** SOURCE EXTRACT **
___
# Newbie Alert: I need a good set of budget speakers



## Drinu276 (Nov 15, 2011)

As i mentionned in the header, I am experienced in a lot of things, speakers are not one of them, especially pc speakers _( I have been working with outdoor, concert speakers for years)_. I basically have a laptop with soundcard with only two outputs, the green/pink for speaker/mic; and a laptop with analogue output soundcard.

I currently own a 2.1 sound system with approx 20 watts RMS total, not exactly a house-shaker, and I wish to upgrade. always being the student I am I dont wish to surpass the 200 euro, maybe 230 euro mark in sound expenses _(any other suggestions more expensive than that will still be considered, as I am known to spend a lot of money at once)_.

SO.. my question is, where can I get a 5.1 _(im not asking for 7.1)_ surround sound system _(i use terminology loosely)_ which can be connected to my pc _(and maybe laptop if possible although it only has one port)_ and which offers good sound quality for a good price. As I have already mentioned before, I am a complete newb in what regards to speakers, although I can recognise good quality sound when I hear it.

Thanks guys, feel free to post any suggestions below.


----------



## DonInKansas (Nov 15, 2011)

Can you get into a Z-5500 for that amount?


----------



## Drinu276 (Nov 15, 2011)

you blasted mind-reader  I actually was searching for that particular set, but I don't think I can buy them in my country for anywhere close to that amount. The Logitech Z5500 is kind of my dream set of speakers although I have heard many different opinions about them, some say they are fantastic while others complain about them not having mids etc. I wanted to know whether they would come up in the list of suggestions, can you review them quickly for me please, especially if you own them.
___
** MATERIAL **
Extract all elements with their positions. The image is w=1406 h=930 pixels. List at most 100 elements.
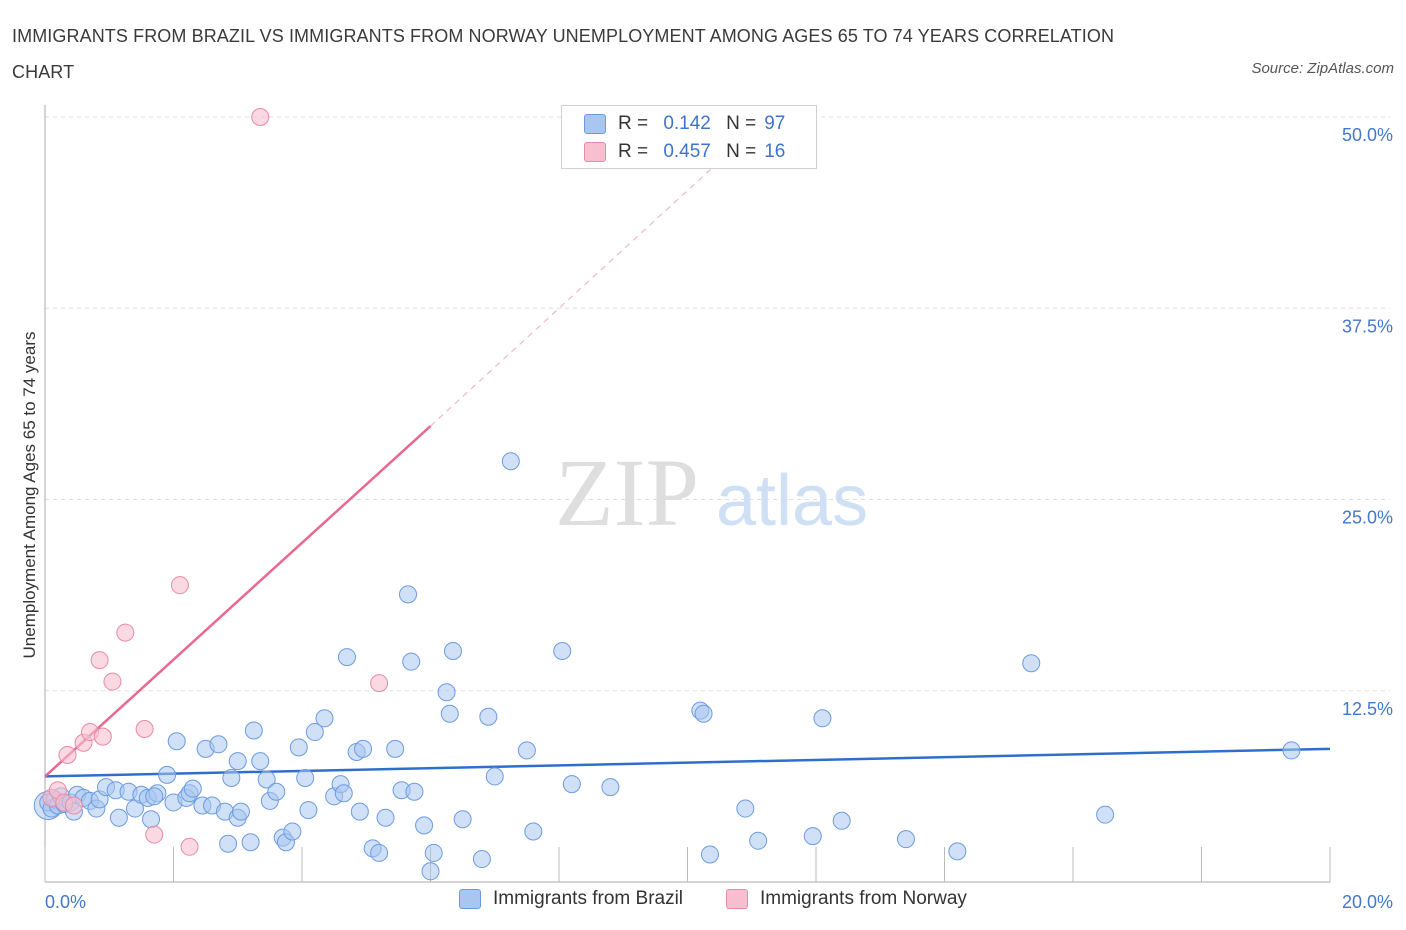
___
** CHALLENGES **
#1 In the speaker thread, what is the approximate total RMS wattage of the 2.1 system the first poster currently owns?
#2 Please retype the passage of the speaker thread starting at "SO.. my question" and ending at "DonInKansas (Nov 15, 2011)".
#3 Translate this sentence from the speaker thread into Spanish: "Can you get into a Z-5500 for that amount?"

** SOLVED PROBLEMS **
#1 About 20 watts RMS.

#2
SO.. my question is, where can I get a 5.1 _(im not asking for 7.1)_ surround sound system _(i use terminology loosely)_ which can be connected to my pc _(and maybe laptop if possible although it only has one port)_ and which offers good sound quality for a good price. As I have already mentioned before, I am a complete newb in what regards to speakers, although I can recognise good quality sound when I hear it.

Thanks guys, feel free to post any suggestions below.


----------



## DonInKansas (Nov 15, 2011)

#3 ¿Puedes conseguir un Z-5500 por esa cantidad?